Spatial annotation records
......

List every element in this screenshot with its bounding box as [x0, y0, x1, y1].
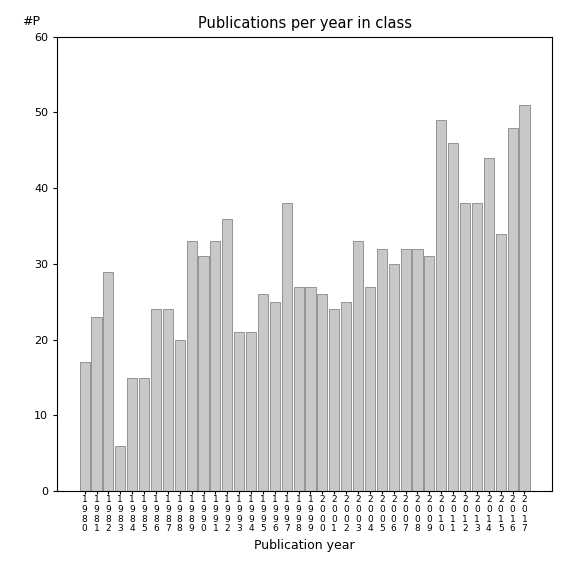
Bar [187, 241, 197, 491]
Bar [91, 317, 101, 491]
Bar [258, 294, 268, 491]
Bar [234, 332, 244, 491]
Bar [365, 287, 375, 491]
Bar [460, 204, 470, 491]
Bar [175, 340, 185, 491]
Text: #P: #P [23, 15, 40, 28]
Bar [198, 256, 209, 491]
Bar [329, 310, 339, 491]
Bar [270, 302, 280, 491]
Bar [388, 264, 399, 491]
Bar [496, 234, 506, 491]
Bar [353, 241, 363, 491]
Bar [519, 105, 530, 491]
Bar [318, 294, 327, 491]
Bar [151, 310, 161, 491]
Bar [400, 249, 411, 491]
Bar [222, 218, 232, 491]
Bar [412, 249, 422, 491]
Bar [424, 256, 434, 491]
Bar [448, 143, 458, 491]
Bar [210, 241, 221, 491]
Bar [294, 287, 304, 491]
Bar [282, 204, 292, 491]
Bar [306, 287, 316, 491]
Bar [127, 378, 137, 491]
Bar [341, 302, 351, 491]
Bar [163, 310, 173, 491]
Title: Publications per year in class: Publications per year in class [197, 16, 412, 31]
Bar [246, 332, 256, 491]
Bar [115, 446, 125, 491]
X-axis label: Publication year: Publication year [254, 539, 355, 552]
Bar [103, 272, 113, 491]
Bar [79, 362, 90, 491]
Bar [376, 249, 387, 491]
Bar [507, 128, 518, 491]
Bar [436, 120, 446, 491]
Bar [472, 204, 482, 491]
Bar [139, 378, 149, 491]
Bar [484, 158, 494, 491]
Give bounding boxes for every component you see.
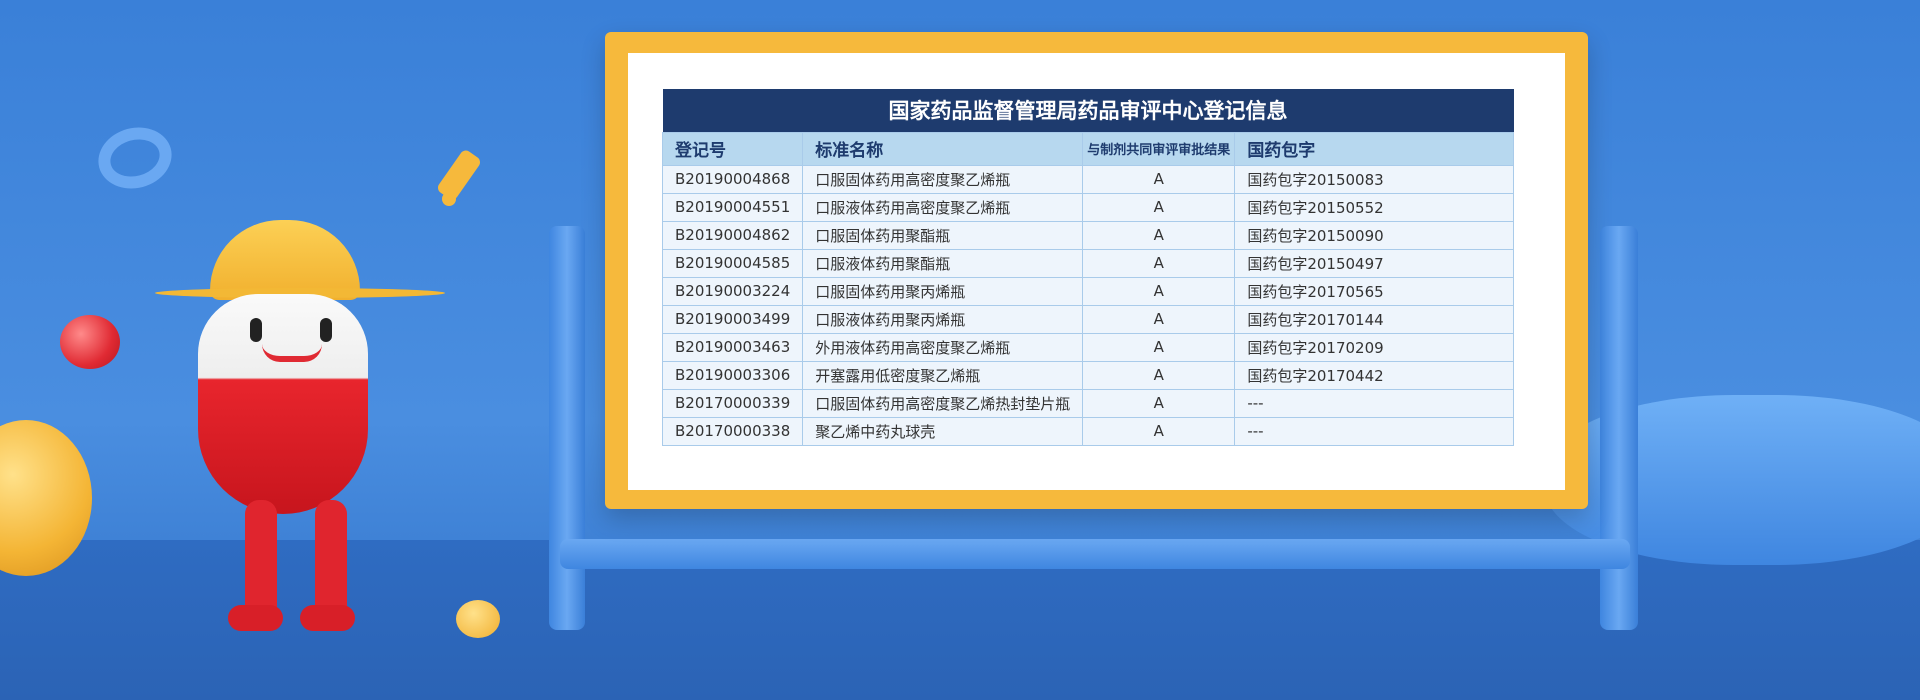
cell-approval-no: 国药包字20150090 <box>1234 220 1514 250</box>
cell-approval-no: 国药包字20150083 <box>1234 164 1514 194</box>
cell-registration-no: B20170000338 <box>661 416 804 446</box>
cell-registration-no: B20190004585 <box>661 248 804 278</box>
cell-standard-name: 口服液体药用高密度聚乙烯瓶 <box>802 192 1084 222</box>
table-row: B20170000338 聚乙烯中药丸球壳 A --- <box>661 416 1514 446</box>
cell-registration-no: B20190003224 <box>661 276 804 306</box>
registration-table: 国家药品监督管理局药品审评中心登记信息 登记号 标准名称 与制剂共同审评审批结果… <box>661 89 1514 446</box>
cell-standard-name: 口服固体药用聚丙烯瓶 <box>802 276 1084 306</box>
cell-standard-name: 口服液体药用聚丙烯瓶 <box>802 304 1084 334</box>
red-ball <box>60 315 120 369</box>
cell-review-result: A <box>1082 304 1236 334</box>
cell-standard-name: 开塞露用低密度聚乙烯瓶 <box>802 360 1084 390</box>
cell-registration-no: B20190003463 <box>661 332 804 362</box>
header-standard-name: 标准名称 <box>802 131 1084 166</box>
cell-registration-no: B20170000339 <box>661 388 804 418</box>
cell-review-result: A <box>1082 416 1236 446</box>
cell-approval-no: 国药包字20170565 <box>1234 276 1514 306</box>
table-header-row: 登记号 标准名称 与制剂共同审评审批结果 国药包字 <box>661 131 1514 166</box>
header-registration-no: 登记号 <box>661 131 804 166</box>
cell-standard-name: 口服固体药用高密度聚乙烯热封垫片瓶 <box>802 388 1084 418</box>
ring-decoration <box>91 119 179 197</box>
cell-standard-name: 口服液体药用聚酯瓶 <box>802 248 1084 278</box>
cell-standard-name: 口服固体药用聚酯瓶 <box>802 220 1084 250</box>
cell-registration-no: B20190003306 <box>661 360 804 390</box>
table-row: B20190003224 口服固体药用聚丙烯瓶 A 国药包字20170565 <box>661 276 1514 306</box>
table-row: B20190004551 口服液体药用高密度聚乙烯瓶 A 国药包字20150552 <box>661 192 1514 222</box>
cell-approval-no: 国药包字20170209 <box>1234 332 1514 362</box>
table-row: B20190003463 外用液体药用高密度聚乙烯瓶 A 国药包字20170209 <box>661 332 1514 362</box>
cell-standard-name: 聚乙烯中药丸球壳 <box>802 416 1084 446</box>
cell-review-result: A <box>1082 248 1236 278</box>
cell-approval-no: 国药包字20150552 <box>1234 192 1514 222</box>
cell-approval-no: 国药包字20170442 <box>1234 360 1514 390</box>
cell-approval-no: 国药包字20170144 <box>1234 304 1514 334</box>
cell-standard-name: 外用液体药用高密度聚乙烯瓶 <box>802 332 1084 362</box>
cell-registration-no: B20190004862 <box>661 220 804 250</box>
exclamation-dot <box>442 192 456 206</box>
cell-registration-no: B20190003499 <box>661 304 804 334</box>
cell-review-result: A <box>1082 192 1236 222</box>
table-row: B20190003499 口服液体药用聚丙烯瓶 A 国药包字20170144 <box>661 304 1514 334</box>
table-row: B20170000339 口服固体药用高密度聚乙烯热封垫片瓶 A --- <box>661 388 1514 418</box>
cell-standard-name: 口服固体药用高密度聚乙烯瓶 <box>802 164 1084 194</box>
board-crossbar <box>560 539 1630 569</box>
board-post-right <box>1600 226 1638 630</box>
cell-review-result: A <box>1082 388 1236 418</box>
cell-approval-no: 国药包字20150497 <box>1234 248 1514 278</box>
table-row: B20190004585 口服液体药用聚酯瓶 A 国药包字20150497 <box>661 248 1514 278</box>
cell-review-result: A <box>1082 164 1236 194</box>
mascot <box>150 220 450 640</box>
cell-registration-no: B20190004868 <box>661 164 804 194</box>
board-post-left <box>549 226 585 630</box>
table-title: 国家药品监督管理局药品审评中心登记信息 <box>662 89 1514 132</box>
cell-approval-no: --- <box>1234 388 1514 418</box>
cell-registration-no: B20190004551 <box>661 192 804 222</box>
cell-approval-no: --- <box>1234 416 1514 446</box>
cell-review-result: A <box>1082 332 1236 362</box>
cell-review-result: A <box>1082 360 1236 390</box>
cell-review-result: A <box>1082 276 1236 306</box>
table-row: B20190004868 口服固体药用高密度聚乙烯瓶 A 国药包字20150083 <box>661 164 1514 194</box>
cell-review-result: A <box>1082 220 1236 250</box>
table-row: B20190004862 口服固体药用聚酯瓶 A 国药包字20150090 <box>661 220 1514 250</box>
header-approval-no: 国药包字 <box>1234 131 1514 166</box>
header-review-result: 与制剂共同审评审批结果 <box>1082 131 1236 166</box>
table-row: B20190003306 开塞露用低密度聚乙烯瓶 A 国药包字20170442 <box>661 360 1514 390</box>
small-yellow-ball <box>456 600 500 638</box>
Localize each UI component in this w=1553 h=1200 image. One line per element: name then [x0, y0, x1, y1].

......

Short task → Extract every line from all of the records above word for word, omitting the pictures.

Reply →
List every element in this screenshot with its bounding box as [x0, y0, x1, y1].
Bar [187, 241, 197, 491]
Bar [91, 317, 101, 491]
Bar [258, 294, 268, 491]
Bar [234, 332, 244, 491]
Bar [365, 287, 375, 491]
Bar [460, 204, 470, 491]
Bar [175, 340, 185, 491]
Text: #P: #P [23, 15, 40, 28]
Bar [198, 256, 209, 491]
Bar [329, 310, 339, 491]
Bar [270, 302, 280, 491]
Bar [388, 264, 399, 491]
Bar [496, 234, 506, 491]
Bar [353, 241, 363, 491]
Bar [519, 105, 530, 491]
Bar [318, 294, 327, 491]
Bar [151, 310, 161, 491]
Bar [400, 249, 411, 491]
Bar [222, 218, 232, 491]
Bar [412, 249, 422, 491]
Bar [424, 256, 434, 491]
Bar [448, 143, 458, 491]
Bar [210, 241, 221, 491]
Bar [294, 287, 304, 491]
Bar [282, 204, 292, 491]
Bar [306, 287, 316, 491]
Bar [127, 378, 137, 491]
Bar [341, 302, 351, 491]
Bar [163, 310, 173, 491]
Title: Publications per year in class: Publications per year in class [197, 16, 412, 31]
Bar [246, 332, 256, 491]
Bar [115, 446, 125, 491]
X-axis label: Publication year: Publication year [254, 539, 355, 552]
Bar [103, 272, 113, 491]
Bar [79, 362, 90, 491]
Bar [376, 249, 387, 491]
Bar [507, 128, 518, 491]
Bar [436, 120, 446, 491]
Bar [472, 204, 482, 491]
Bar [139, 378, 149, 491]
Bar [484, 158, 494, 491]
Give bounding boxes for every component you see.
cell-approval-no: 国药包字20150090 <box>1234 220 1514 250</box>
cell-approval-no: 国药包字20150083 <box>1234 164 1514 194</box>
cell-registration-no: B20170000338 <box>661 416 804 446</box>
cell-registration-no: B20190004585 <box>661 248 804 278</box>
cell-standard-name: 口服液体药用高密度聚乙烯瓶 <box>802 192 1084 222</box>
table-row: B20170000338 聚乙烯中药丸球壳 A --- <box>661 416 1514 446</box>
cell-registration-no: B20190003224 <box>661 276 804 306</box>
registration-table: 国家药品监督管理局药品审评中心登记信息 登记号 标准名称 与制剂共同审评审批结果… <box>661 89 1514 446</box>
cell-standard-name: 口服固体药用聚丙烯瓶 <box>802 276 1084 306</box>
cell-standard-name: 口服液体药用聚丙烯瓶 <box>802 304 1084 334</box>
red-ball <box>60 315 120 369</box>
cell-review-result: A <box>1082 304 1236 334</box>
cell-standard-name: 开塞露用低密度聚乙烯瓶 <box>802 360 1084 390</box>
cell-registration-no: B20190003463 <box>661 332 804 362</box>
header-standard-name: 标准名称 <box>802 131 1084 166</box>
cell-registration-no: B20170000339 <box>661 388 804 418</box>
cell-review-result: A <box>1082 416 1236 446</box>
cell-approval-no: 国药包字20170565 <box>1234 276 1514 306</box>
table-header-row: 登记号 标准名称 与制剂共同审评审批结果 国药包字 <box>661 131 1514 166</box>
header-registration-no: 登记号 <box>661 131 804 166</box>
cell-standard-name: 口服固体药用高密度聚乙烯热封垫片瓶 <box>802 388 1084 418</box>
ring-decoration <box>91 119 179 197</box>
cell-standard-name: 口服液体药用聚酯瓶 <box>802 248 1084 278</box>
cell-standard-name: 口服固体药用聚酯瓶 <box>802 220 1084 250</box>
cell-registration-no: B20190003306 <box>661 360 804 390</box>
table-row: B20190003224 口服固体药用聚丙烯瓶 A 国药包字20170565 <box>661 276 1514 306</box>
table-row: B20190004551 口服液体药用高密度聚乙烯瓶 A 国药包字20150552 <box>661 192 1514 222</box>
cell-approval-no: 国药包字20170209 <box>1234 332 1514 362</box>
table-row: B20190003463 外用液体药用高密度聚乙烯瓶 A 国药包字20170209 <box>661 332 1514 362</box>
cell-standard-name: 聚乙烯中药丸球壳 <box>802 416 1084 446</box>
cell-review-result: A <box>1082 248 1236 278</box>
cell-approval-no: 国药包字20150552 <box>1234 192 1514 222</box>
cell-approval-no: 国药包字20170442 <box>1234 360 1514 390</box>
cell-approval-no: 国药包字20170144 <box>1234 304 1514 334</box>
cell-standard-name: 外用液体药用高密度聚乙烯瓶 <box>802 332 1084 362</box>
cell-registration-no: B20190004862 <box>661 220 804 250</box>
exclamation-dot <box>442 192 456 206</box>
cell-registration-no: B20190003499 <box>661 304 804 334</box>
cell-review-result: A <box>1082 192 1236 222</box>
table-row: B20190003499 口服液体药用聚丙烯瓶 A 国药包字20170144 <box>661 304 1514 334</box>
table-row: B20170000339 口服固体药用高密度聚乙烯热封垫片瓶 A --- <box>661 388 1514 418</box>
cell-standard-name: 口服固体药用高密度聚乙烯瓶 <box>802 164 1084 194</box>
board-crossbar <box>560 539 1630 569</box>
board-post-right <box>1600 226 1638 630</box>
cell-review-result: A <box>1082 388 1236 418</box>
cell-approval-no: 国药包字20150497 <box>1234 248 1514 278</box>
table-row: B20190004585 口服液体药用聚酯瓶 A 国药包字20150497 <box>661 248 1514 278</box>
cell-review-result: A <box>1082 164 1236 194</box>
mascot <box>150 220 450 640</box>
cell-registration-no: B20190004868 <box>661 164 804 194</box>
board-post-left <box>549 226 585 630</box>
table-title: 国家药品监督管理局药品审评中心登记信息 <box>662 89 1514 132</box>
cell-approval-no: --- <box>1234 388 1514 418</box>
cell-registration-no: B20190004551 <box>661 192 804 222</box>
cell-approval-no: --- <box>1234 416 1514 446</box>
cell-review-result: A <box>1082 332 1236 362</box>
cell-review-result: A <box>1082 360 1236 390</box>
cell-review-result: A <box>1082 276 1236 306</box>
table-row: B20190004868 口服固体药用高密度聚乙烯瓶 A 国药包字20150083 <box>661 164 1514 194</box>
cell-review-result: A <box>1082 220 1236 250</box>
table-row: B20190004862 口服固体药用聚酯瓶 A 国药包字20150090 <box>661 220 1514 250</box>
header-approval-no: 国药包字 <box>1234 131 1514 166</box>
header-review-result: 与制剂共同审评审批结果 <box>1082 131 1236 166</box>
table-row: B20190003306 开塞露用低密度聚乙烯瓶 A 国药包字20170442 <box>661 360 1514 390</box>
small-yellow-ball <box>456 600 500 638</box>
Localize each UI component in this w=1553 h=1200 image. One line per element: name then [x0, y0, x1, y1].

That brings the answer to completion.